** WHAT IS NEEDED **
Every line below should be copied exactly; drop the pictures.

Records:
• • • • •

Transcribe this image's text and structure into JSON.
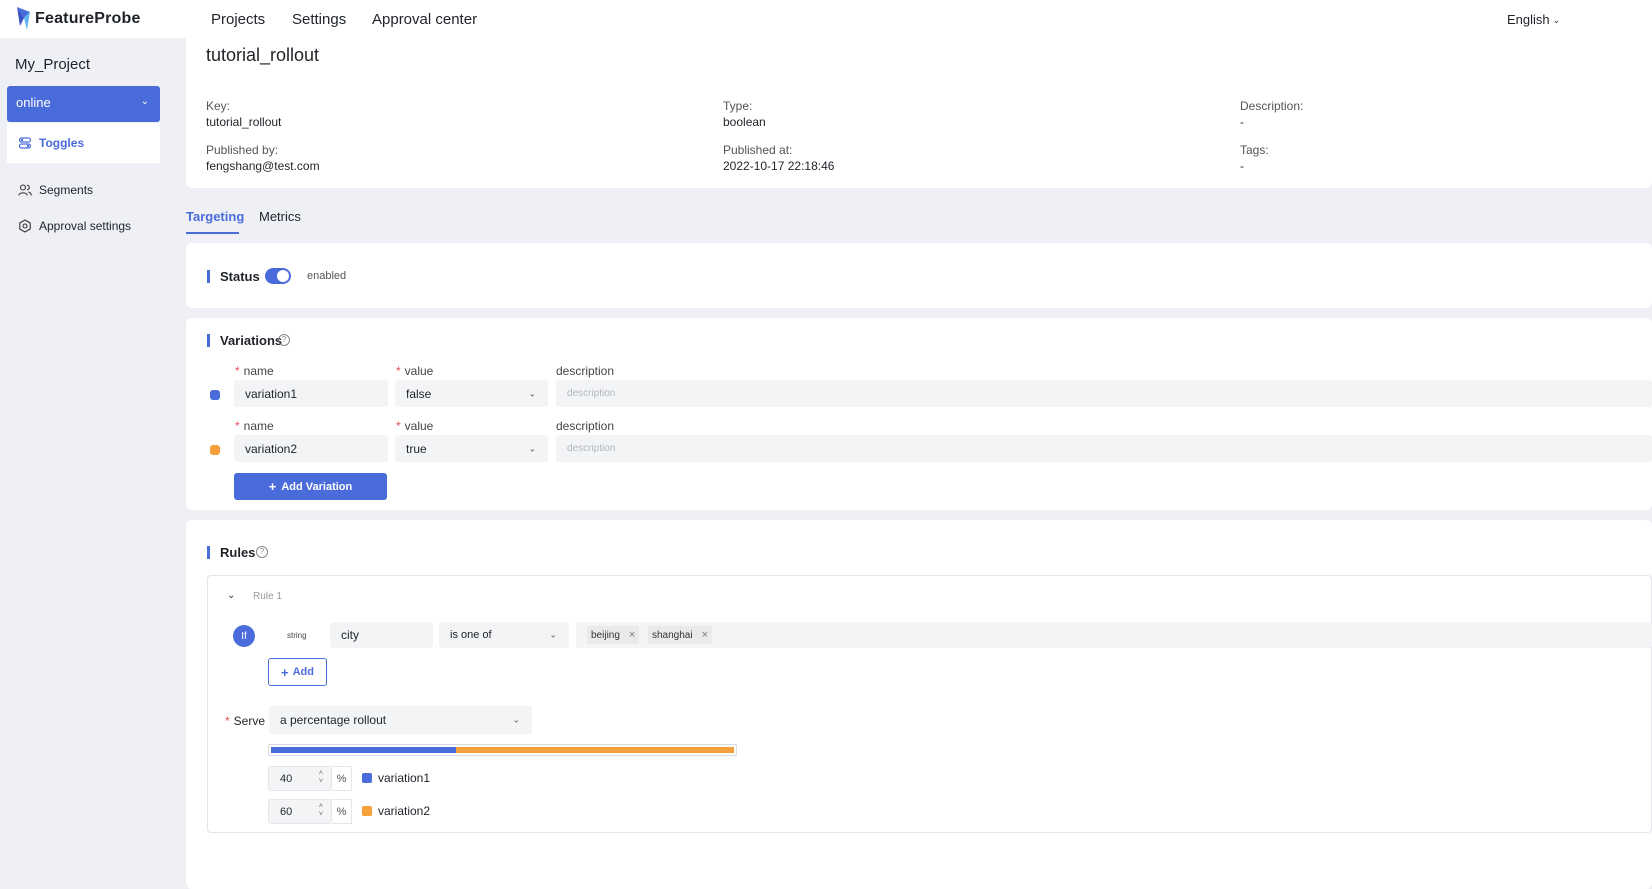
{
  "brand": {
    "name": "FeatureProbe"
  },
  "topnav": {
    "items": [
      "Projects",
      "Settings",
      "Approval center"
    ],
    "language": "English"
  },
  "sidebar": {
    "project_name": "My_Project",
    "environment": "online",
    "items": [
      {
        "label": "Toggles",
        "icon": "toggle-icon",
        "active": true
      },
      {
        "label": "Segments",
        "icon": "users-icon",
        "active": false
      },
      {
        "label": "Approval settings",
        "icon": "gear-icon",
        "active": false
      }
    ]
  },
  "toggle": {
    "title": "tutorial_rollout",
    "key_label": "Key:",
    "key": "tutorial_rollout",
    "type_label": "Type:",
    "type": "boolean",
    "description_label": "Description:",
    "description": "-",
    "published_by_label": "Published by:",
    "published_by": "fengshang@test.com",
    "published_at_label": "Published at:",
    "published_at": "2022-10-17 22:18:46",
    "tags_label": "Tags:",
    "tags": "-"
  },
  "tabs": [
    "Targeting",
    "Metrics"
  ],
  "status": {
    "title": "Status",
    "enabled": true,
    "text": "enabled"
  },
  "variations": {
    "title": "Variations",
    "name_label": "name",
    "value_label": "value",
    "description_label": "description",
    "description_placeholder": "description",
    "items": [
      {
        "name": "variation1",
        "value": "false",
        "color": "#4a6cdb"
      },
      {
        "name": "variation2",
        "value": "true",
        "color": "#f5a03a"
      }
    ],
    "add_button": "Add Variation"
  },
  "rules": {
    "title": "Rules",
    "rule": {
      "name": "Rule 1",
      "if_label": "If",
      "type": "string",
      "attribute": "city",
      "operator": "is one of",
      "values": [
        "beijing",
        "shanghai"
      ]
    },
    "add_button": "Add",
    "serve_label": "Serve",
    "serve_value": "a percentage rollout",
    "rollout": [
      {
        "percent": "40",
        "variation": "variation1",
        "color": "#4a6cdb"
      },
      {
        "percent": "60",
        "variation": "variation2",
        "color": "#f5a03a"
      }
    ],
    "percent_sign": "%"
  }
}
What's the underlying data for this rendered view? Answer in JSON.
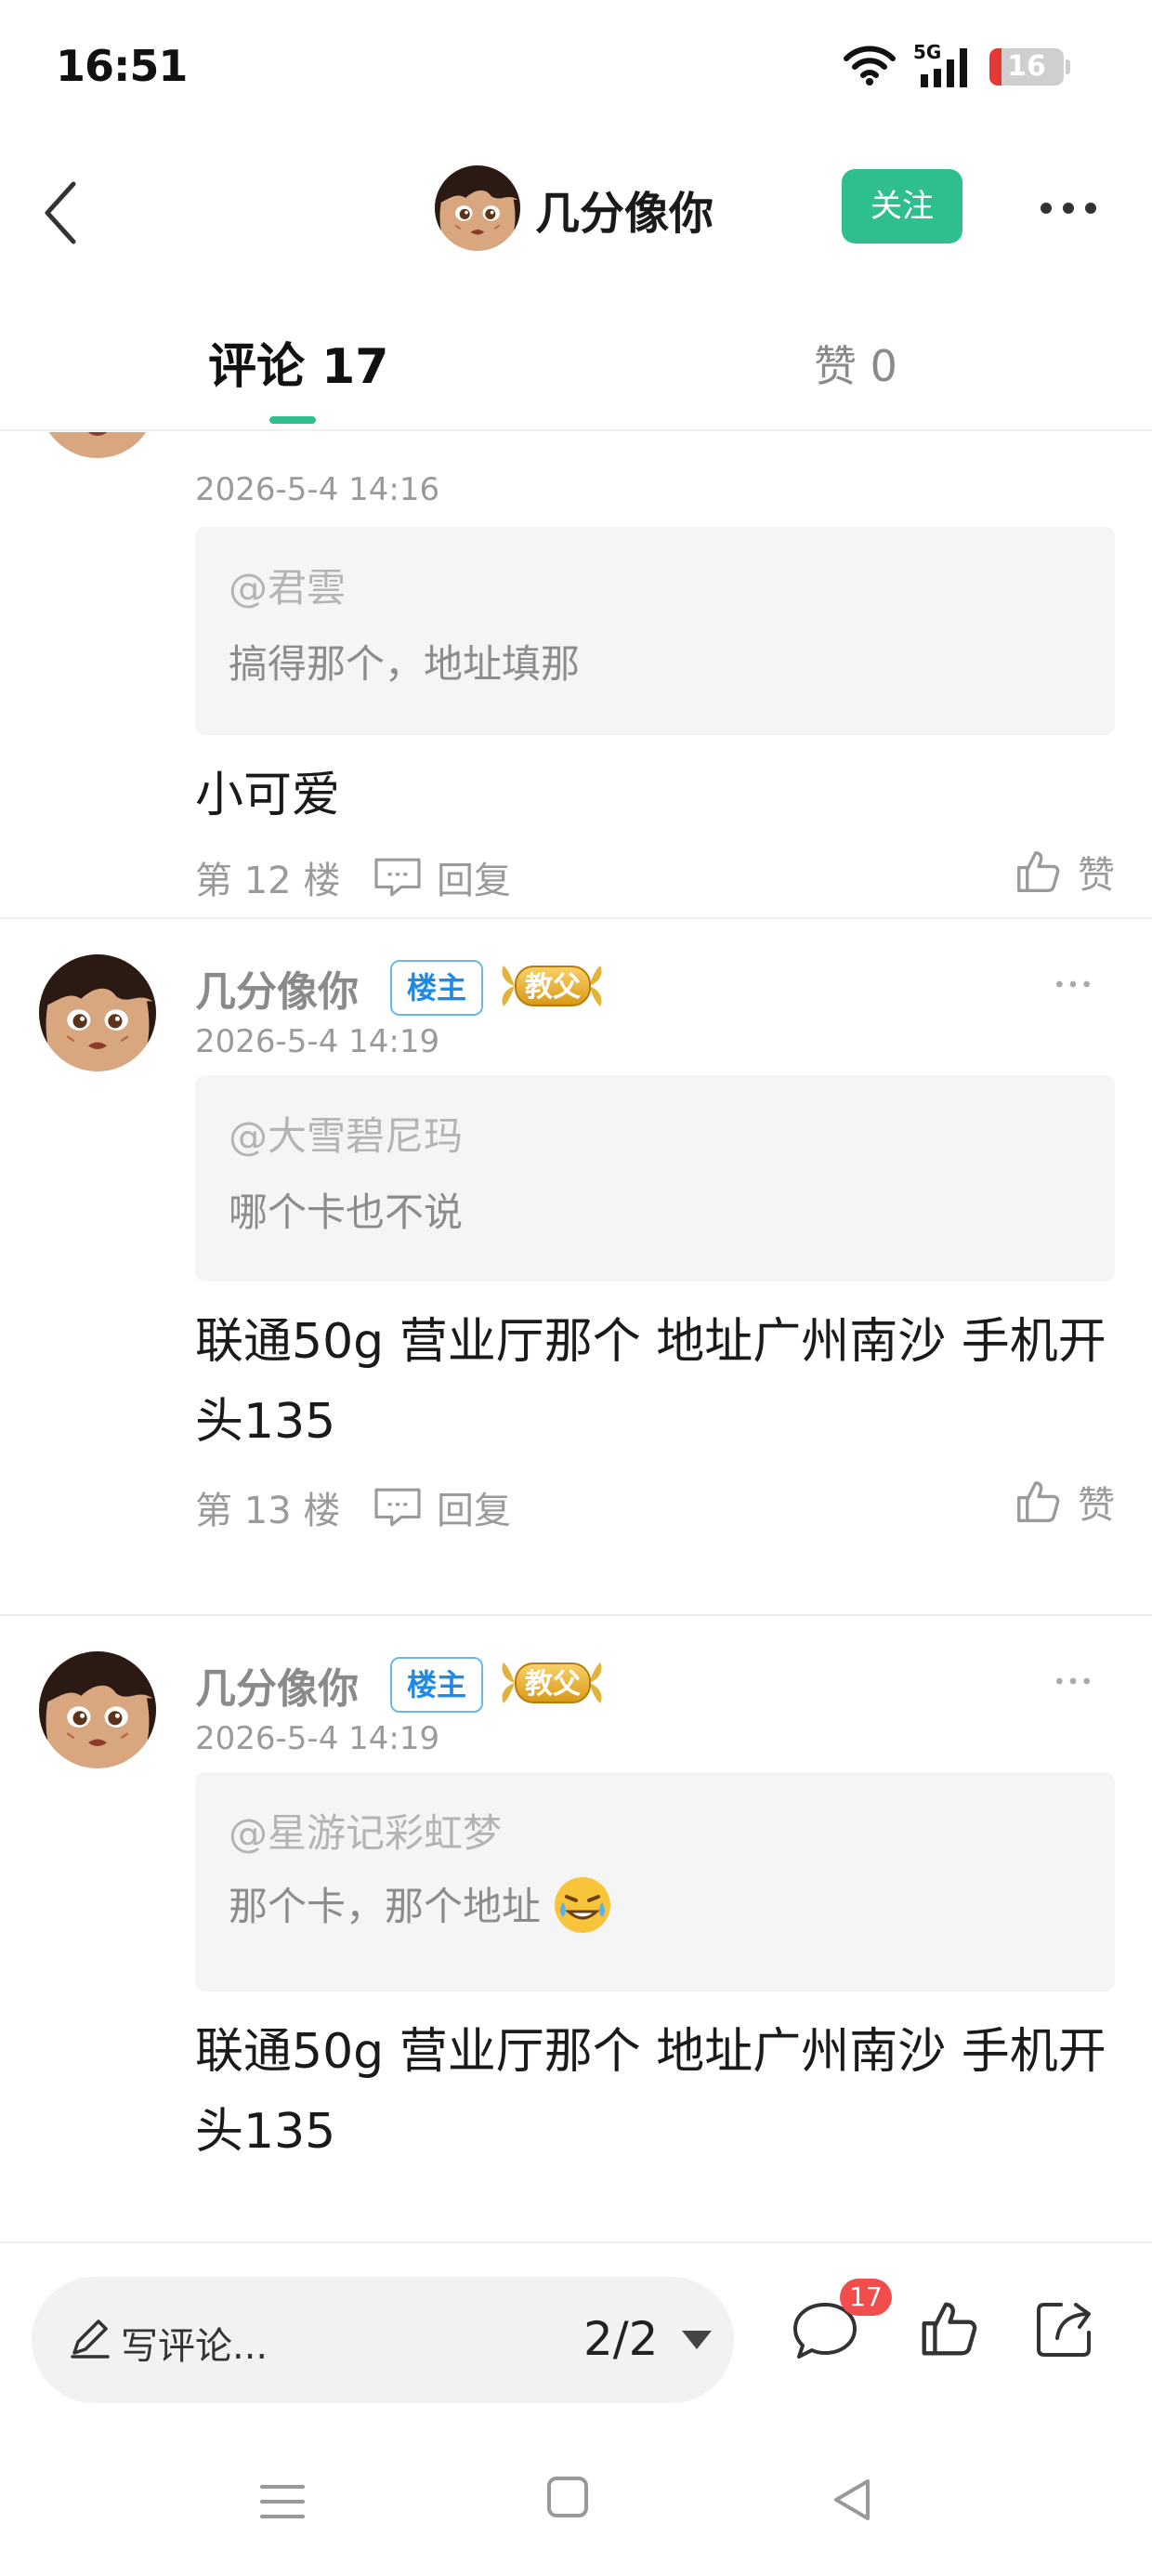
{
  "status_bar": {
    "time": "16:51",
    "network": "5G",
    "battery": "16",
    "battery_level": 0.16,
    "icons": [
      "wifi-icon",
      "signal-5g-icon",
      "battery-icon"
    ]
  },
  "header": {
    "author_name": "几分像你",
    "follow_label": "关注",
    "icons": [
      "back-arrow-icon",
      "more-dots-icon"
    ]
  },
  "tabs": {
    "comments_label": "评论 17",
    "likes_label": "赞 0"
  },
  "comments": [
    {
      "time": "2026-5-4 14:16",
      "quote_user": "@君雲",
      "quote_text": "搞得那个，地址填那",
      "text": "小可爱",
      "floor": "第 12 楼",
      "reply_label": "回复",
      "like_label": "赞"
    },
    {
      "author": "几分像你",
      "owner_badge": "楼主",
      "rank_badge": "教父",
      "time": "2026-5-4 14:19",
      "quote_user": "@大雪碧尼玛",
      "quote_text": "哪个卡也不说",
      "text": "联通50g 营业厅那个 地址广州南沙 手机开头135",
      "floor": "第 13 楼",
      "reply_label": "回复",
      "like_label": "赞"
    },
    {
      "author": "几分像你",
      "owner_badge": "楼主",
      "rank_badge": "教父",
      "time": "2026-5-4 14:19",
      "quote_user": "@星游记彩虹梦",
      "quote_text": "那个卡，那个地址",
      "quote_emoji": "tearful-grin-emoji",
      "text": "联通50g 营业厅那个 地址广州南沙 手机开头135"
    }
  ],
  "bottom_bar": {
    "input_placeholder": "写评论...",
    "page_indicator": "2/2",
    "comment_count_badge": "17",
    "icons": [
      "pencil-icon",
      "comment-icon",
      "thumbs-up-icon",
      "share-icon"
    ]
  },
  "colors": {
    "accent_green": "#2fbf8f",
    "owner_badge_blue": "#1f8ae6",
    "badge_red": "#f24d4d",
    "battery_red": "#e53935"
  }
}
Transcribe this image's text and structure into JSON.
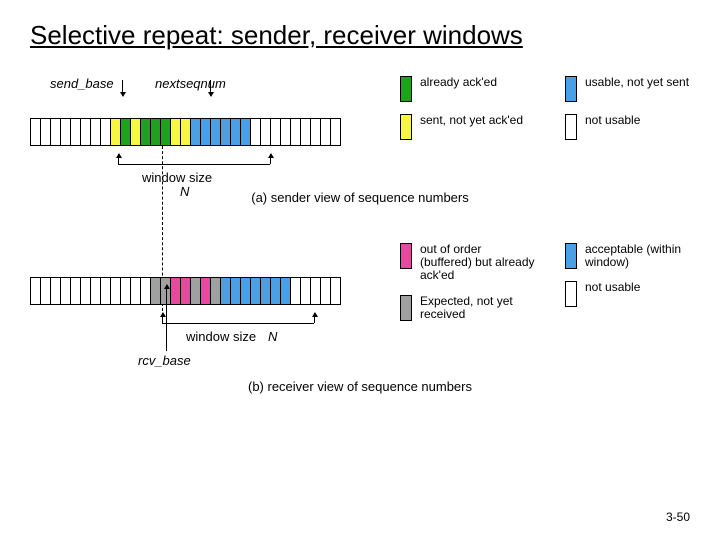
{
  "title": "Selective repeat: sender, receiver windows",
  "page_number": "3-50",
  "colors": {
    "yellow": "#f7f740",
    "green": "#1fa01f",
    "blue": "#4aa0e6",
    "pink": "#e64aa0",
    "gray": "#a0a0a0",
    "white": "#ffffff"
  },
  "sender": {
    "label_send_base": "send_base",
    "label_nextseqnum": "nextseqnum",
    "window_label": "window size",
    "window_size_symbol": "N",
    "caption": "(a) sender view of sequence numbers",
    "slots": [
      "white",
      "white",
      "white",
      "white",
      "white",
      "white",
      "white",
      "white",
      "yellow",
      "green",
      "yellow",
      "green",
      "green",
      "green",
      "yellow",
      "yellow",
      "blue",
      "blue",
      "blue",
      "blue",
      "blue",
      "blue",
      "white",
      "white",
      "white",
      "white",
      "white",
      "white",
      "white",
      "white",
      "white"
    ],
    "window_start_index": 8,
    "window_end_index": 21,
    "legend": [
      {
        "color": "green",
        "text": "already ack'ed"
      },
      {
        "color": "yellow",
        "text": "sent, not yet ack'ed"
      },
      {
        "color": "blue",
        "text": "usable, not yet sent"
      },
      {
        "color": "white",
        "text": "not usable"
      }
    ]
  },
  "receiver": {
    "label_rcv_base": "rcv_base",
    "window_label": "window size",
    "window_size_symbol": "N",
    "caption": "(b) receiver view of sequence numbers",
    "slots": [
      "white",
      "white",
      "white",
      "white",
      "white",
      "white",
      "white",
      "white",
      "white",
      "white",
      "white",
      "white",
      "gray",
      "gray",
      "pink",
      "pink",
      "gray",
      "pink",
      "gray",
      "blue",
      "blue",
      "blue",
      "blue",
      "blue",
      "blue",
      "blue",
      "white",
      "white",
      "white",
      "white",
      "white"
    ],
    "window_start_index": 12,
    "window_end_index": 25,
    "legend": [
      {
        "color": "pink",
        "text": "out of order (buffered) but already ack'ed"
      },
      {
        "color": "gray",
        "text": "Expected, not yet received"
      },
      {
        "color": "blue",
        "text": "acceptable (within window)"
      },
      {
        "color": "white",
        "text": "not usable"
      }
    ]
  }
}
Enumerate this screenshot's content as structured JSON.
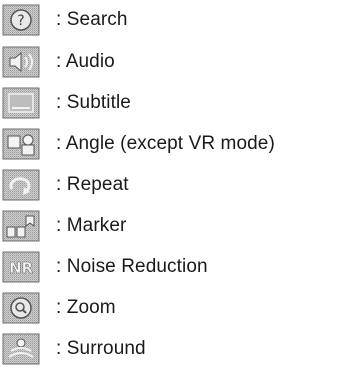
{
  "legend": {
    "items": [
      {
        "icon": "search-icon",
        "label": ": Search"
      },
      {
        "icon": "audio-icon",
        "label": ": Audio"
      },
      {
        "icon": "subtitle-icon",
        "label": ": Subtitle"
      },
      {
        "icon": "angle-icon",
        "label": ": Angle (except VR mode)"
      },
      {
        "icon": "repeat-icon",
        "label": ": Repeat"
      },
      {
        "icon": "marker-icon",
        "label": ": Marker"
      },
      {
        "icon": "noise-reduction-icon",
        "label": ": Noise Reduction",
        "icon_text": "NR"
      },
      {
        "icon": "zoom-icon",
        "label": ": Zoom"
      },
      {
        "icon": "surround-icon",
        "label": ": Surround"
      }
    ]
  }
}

• • • • •

** RESPONSE TO THE TASK **
Transcribe this image's text and structure into JSON.
{
  "brand": {
    "name": "FeatureProbe"
  },
  "topnav": {
    "items": [
      "Projects",
      "Settings",
      "Approval center"
    ],
    "language": "English"
  },
  "sidebar": {
    "project_name": "My_Project",
    "environment": "online",
    "items": [
      {
        "label": "Toggles",
        "icon": "toggle-icon",
        "active": true
      },
      {
        "label": "Segments",
        "icon": "users-icon",
        "active": false
      },
      {
        "label": "Approval settings",
        "icon": "gear-icon",
        "active": false
      }
    ]
  },
  "toggle": {
    "title": "tutorial_rollout",
    "key_label": "Key:",
    "key": "tutorial_rollout",
    "type_label": "Type:",
    "type": "boolean",
    "description_label": "Description:",
    "description": "-",
    "published_by_label": "Published by:",
    "published_by": "fengshang@test.com",
    "published_at_label": "Published at:",
    "published_at": "2022-10-17 22:18:46",
    "tags_label": "Tags:",
    "tags": "-"
  },
  "tabs": [
    "Targeting",
    "Metrics"
  ],
  "status": {
    "title": "Status",
    "enabled": true,
    "text": "enabled"
  },
  "variations": {
    "title": "Variations",
    "name_label": "name",
    "value_label": "value",
    "description_label": "description",
    "description_placeholder": "description",
    "items": [
      {
        "name": "variation1",
        "value": "false",
        "color": "#4a6cdb"
      },
      {
        "name": "variation2",
        "value": "true",
        "color": "#f5a03a"
      }
    ],
    "add_button": "Add Variation"
  },
  "rules": {
    "title": "Rules",
    "rule": {
      "name": "Rule 1",
      "if_label": "If",
      "type": "string",
      "attribute": "city",
      "operator": "is one of",
      "values": [
        "beijing",
        "shanghai"
      ]
    },
    "add_button": "Add",
    "serve_label": "Serve",
    "serve_value": "a percentage rollout",
    "rollout": [
      {
        "percent": "40",
        "variation": "variation1",
        "color": "#4a6cdb"
      },
      {
        "percent": "60",
        "variation": "variation2",
        "color": "#f5a03a"
      }
    ],
    "percent_sign": "%"
  }
}
What's the underlying data for this rendered view? Answer in JSON.
{
  "status_bar": {
    "time": "16:51",
    "network": "5G",
    "battery": "16",
    "battery_level": 0.16,
    "icons": [
      "wifi-icon",
      "signal-5g-icon",
      "battery-icon"
    ]
  },
  "header": {
    "author_name": "几分像你",
    "follow_label": "关注",
    "icons": [
      "back-arrow-icon",
      "more-dots-icon"
    ]
  },
  "tabs": {
    "comments_label": "评论 17",
    "likes_label": "赞 0"
  },
  "comments": [
    {
      "time": "2026-5-4 14:16",
      "quote_user": "@君雲",
      "quote_text": "搞得那个，地址填那",
      "text": "小可爱",
      "floor": "第 12 楼",
      "reply_label": "回复",
      "like_label": "赞"
    },
    {
      "author": "几分像你",
      "owner_badge": "楼主",
      "rank_badge": "教父",
      "time": "2026-5-4 14:19",
      "quote_user": "@大雪碧尼玛",
      "quote_text": "哪个卡也不说",
      "text": "联通50g 营业厅那个 地址广州南沙 手机开头135",
      "floor": "第 13 楼",
      "reply_label": "回复",
      "like_label": "赞"
    },
    {
      "author": "几分像你",
      "owner_badge": "楼主",
      "rank_badge": "教父",
      "time": "2026-5-4 14:19",
      "quote_user": "@星游记彩虹梦",
      "quote_text": "那个卡，那个地址",
      "quote_emoji": "tearful-grin-emoji",
      "text": "联通50g 营业厅那个 地址广州南沙 手机开头135"
    }
  ],
  "bottom_bar": {
    "input_placeholder": "写评论...",
    "page_indicator": "2/2",
    "comment_count_badge": "17",
    "icons": [
      "pencil-icon",
      "comment-icon",
      "thumbs-up-icon",
      "share-icon"
    ]
  },
  "colors": {
    "accent_green": "#2fbf8f",
    "owner_badge_blue": "#1f8ae6",
    "badge_red": "#f24d4d",
    "battery_red": "#e53935"
  }
}
Transcribe this image's text and structure into JSON.
{
  "title": "Selective repeat: sender, receiver windows",
  "page_number": "3-50",
  "colors": {
    "yellow": "#f7f740",
    "green": "#1fa01f",
    "blue": "#4aa0e6",
    "pink": "#e64aa0",
    "gray": "#a0a0a0",
    "white": "#ffffff"
  },
  "sender": {
    "label_send_base": "send_base",
    "label_nextseqnum": "nextseqnum",
    "window_label": "window size",
    "window_size_symbol": "N",
    "caption": "(a) sender view of sequence numbers",
    "slots": [
      "white",
      "white",
      "white",
      "white",
      "white",
      "white",
      "white",
      "white",
      "yellow",
      "green",
      "yellow",
      "green",
      "green",
      "green",
      "yellow",
      "yellow",
      "blue",
      "blue",
      "blue",
      "blue",
      "blue",
      "blue",
      "white",
      "white",
      "white",
      "white",
      "white",
      "white",
      "white",
      "white",
      "white"
    ],
    "window_start_index": 8,
    "window_end_index": 21,
    "legend": [
      {
        "color": "green",
        "text": "already ack'ed"
      },
      {
        "color": "yellow",
        "text": "sent, not yet ack'ed"
      },
      {
        "color": "blue",
        "text": "usable, not yet sent"
      },
      {
        "color": "white",
        "text": "not usable"
      }
    ]
  },
  "receiver": {
    "label_rcv_base": "rcv_base",
    "window_label": "window size",
    "window_size_symbol": "N",
    "caption": "(b) receiver view of sequence numbers",
    "slots": [
      "white",
      "white",
      "white",
      "white",
      "white",
      "white",
      "white",
      "white",
      "white",
      "white",
      "white",
      "white",
      "gray",
      "gray",
      "pink",
      "pink",
      "gray",
      "pink",
      "gray",
      "blue",
      "blue",
      "blue",
      "blue",
      "blue",
      "blue",
      "blue",
      "white",
      "white",
      "white",
      "white",
      "white"
    ],
    "window_start_index": 12,
    "window_end_index": 25,
    "legend": [
      {
        "color": "pink",
        "text": "out of order (buffered) but already ack'ed"
      },
      {
        "color": "gray",
        "text": "Expected, not yet received"
      },
      {
        "color": "blue",
        "text": "acceptable (within window)"
      },
      {
        "color": "white",
        "text": "not usable"
      }
    ]
  }
}
Enumerate this screenshot's content as structured JSON.
{
  "legend": {
    "items": [
      {
        "icon": "search-icon",
        "label": ": Search"
      },
      {
        "icon": "audio-icon",
        "label": ": Audio"
      },
      {
        "icon": "subtitle-icon",
        "label": ": Subtitle"
      },
      {
        "icon": "angle-icon",
        "label": ": Angle (except VR mode)"
      },
      {
        "icon": "repeat-icon",
        "label": ": Repeat"
      },
      {
        "icon": "marker-icon",
        "label": ": Marker"
      },
      {
        "icon": "noise-reduction-icon",
        "label": ": Noise Reduction",
        "icon_text": "NR"
      },
      {
        "icon": "zoom-icon",
        "label": ": Zoom"
      },
      {
        "icon": "surround-icon",
        "label": ": Surround"
      }
    ]
  }
}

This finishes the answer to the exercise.